- **TASKS TO COMPLETE**:
1. Can you condense the paragraph of the passage on the welfare state that begins "The "Welfare State" continues the status quo" into a short bulleted list that keeps its main facts?
2. What does the passage on the welfare state say, summed up in two sentences?

- **DOCUMENT PASSAGE**:
But lest the reader thinks of the Western "Welfare States” as holding the key to peace in the world and to the solution of the social problems, or to be on the road to Socialism, the following should enlighten him.
The "Welfare State” continues the status quo, i.e. the private and State ownership of the means and instruments of wealth production, exploitation of man by man through the wages system, and production of the means of life for sale and profit. The Socialist attitude is uncompromising hostility to Capitalism in all its forms and variations, since Socialists are only interested in, and stand for a fundamental change of the economic basis of society and of the status of the workers of the world.
The reader can judge the conditions in one of the typical “Welfare-States"—Austria—and form his own opinion on the merits of this latest description.

- **SOURCE DATA**:

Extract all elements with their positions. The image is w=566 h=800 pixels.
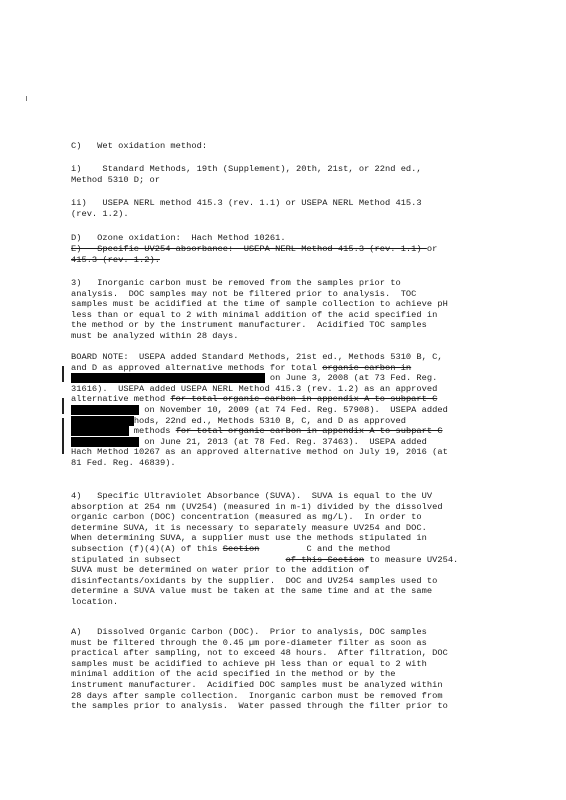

- **RESULTS FOR THE EXERCISE**:
1.
- The "Welfare State" keeps the status quo: private and State ownership of the means of wealth production, exploitation through the wages system, and production for sale and profit.
- Socialists are uncompromisingly hostile to Capitalism in every form.
- They stand only for a fundamental change in society's economic basis and in the status of the world's workers.

2. The passage warns that Western "Welfare States" neither hold the key to peace and social problems nor lead toward Socialism, because they preserve ownership of the means of production, wage exploitation, and production for profit. Socialists oppose Capitalism in all its forms and seek a fundamental change in the economic basis of society, and the reader is invited to judge this by looking at conditions in Austria.